## START DATA ROWS

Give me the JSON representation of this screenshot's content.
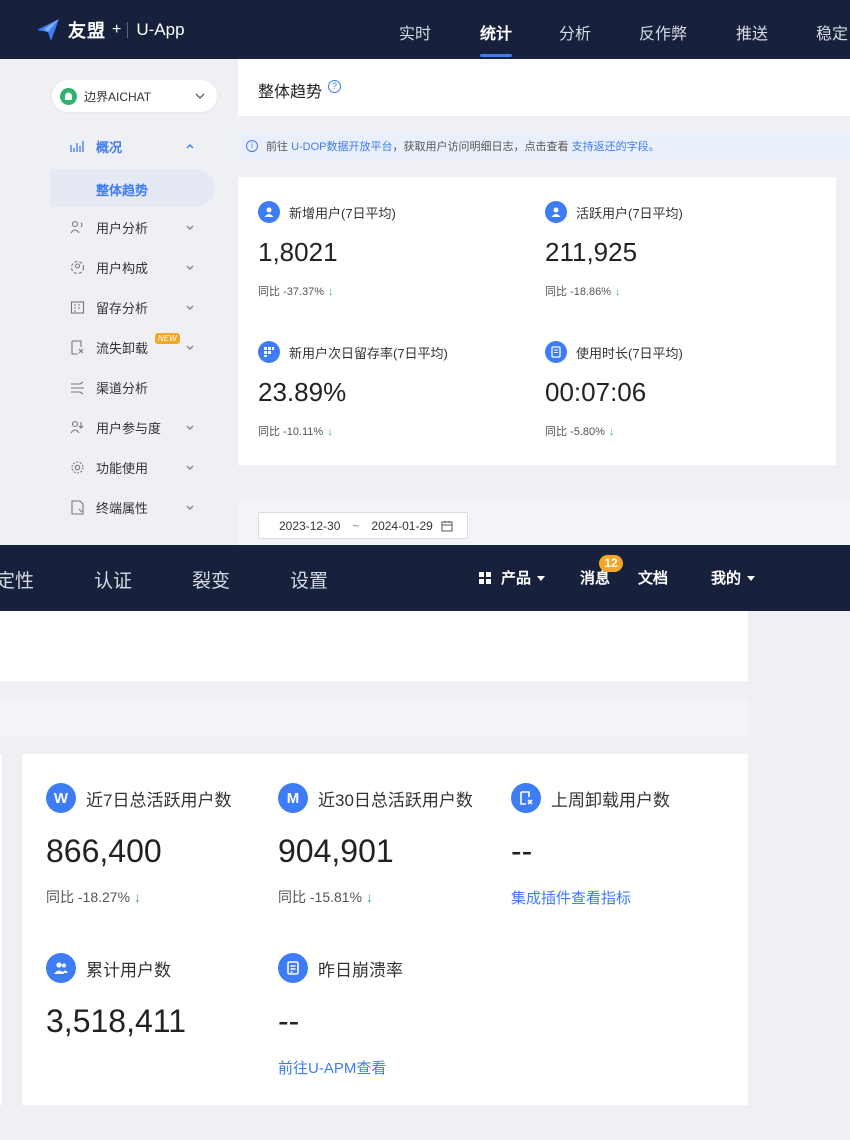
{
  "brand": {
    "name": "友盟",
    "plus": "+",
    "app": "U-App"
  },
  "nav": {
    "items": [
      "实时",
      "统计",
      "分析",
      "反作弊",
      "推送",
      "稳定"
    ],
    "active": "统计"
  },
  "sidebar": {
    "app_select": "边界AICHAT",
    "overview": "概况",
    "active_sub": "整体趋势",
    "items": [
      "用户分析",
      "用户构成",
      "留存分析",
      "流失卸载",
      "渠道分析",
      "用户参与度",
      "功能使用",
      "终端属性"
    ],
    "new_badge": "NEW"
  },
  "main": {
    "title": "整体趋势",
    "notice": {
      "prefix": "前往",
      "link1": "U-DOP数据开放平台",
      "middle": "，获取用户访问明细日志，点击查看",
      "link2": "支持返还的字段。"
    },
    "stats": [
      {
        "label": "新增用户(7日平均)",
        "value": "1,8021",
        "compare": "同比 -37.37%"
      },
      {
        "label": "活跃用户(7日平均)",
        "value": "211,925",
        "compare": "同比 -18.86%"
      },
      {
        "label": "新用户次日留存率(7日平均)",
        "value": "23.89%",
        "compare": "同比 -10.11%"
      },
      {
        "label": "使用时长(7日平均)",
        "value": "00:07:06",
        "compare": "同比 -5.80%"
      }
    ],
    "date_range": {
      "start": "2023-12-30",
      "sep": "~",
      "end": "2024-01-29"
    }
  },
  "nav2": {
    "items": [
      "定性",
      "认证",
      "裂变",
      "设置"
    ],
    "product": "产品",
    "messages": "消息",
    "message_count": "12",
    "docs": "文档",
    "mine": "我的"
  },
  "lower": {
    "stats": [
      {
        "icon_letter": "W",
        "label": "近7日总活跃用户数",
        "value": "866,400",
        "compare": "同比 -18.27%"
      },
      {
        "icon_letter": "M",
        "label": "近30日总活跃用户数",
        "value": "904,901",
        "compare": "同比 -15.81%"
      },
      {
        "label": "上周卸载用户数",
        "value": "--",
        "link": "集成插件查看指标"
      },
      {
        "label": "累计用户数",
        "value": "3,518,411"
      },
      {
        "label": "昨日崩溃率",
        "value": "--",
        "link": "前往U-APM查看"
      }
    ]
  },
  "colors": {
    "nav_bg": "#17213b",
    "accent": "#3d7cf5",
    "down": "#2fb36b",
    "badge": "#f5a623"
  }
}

## END DATA ROWS

TASK GOAL — Find and copy every line in the entries above where the string "compare" occurs.

ANSWER BELOW —
        "compare": "同比 -37.37%"
        "compare": "同比 -18.86%"
        "compare": "同比 -10.11%"
        "compare": "同比 -5.80%"
        "compare": "同比 -18.27%"
        "compare": "同比 -15.81%"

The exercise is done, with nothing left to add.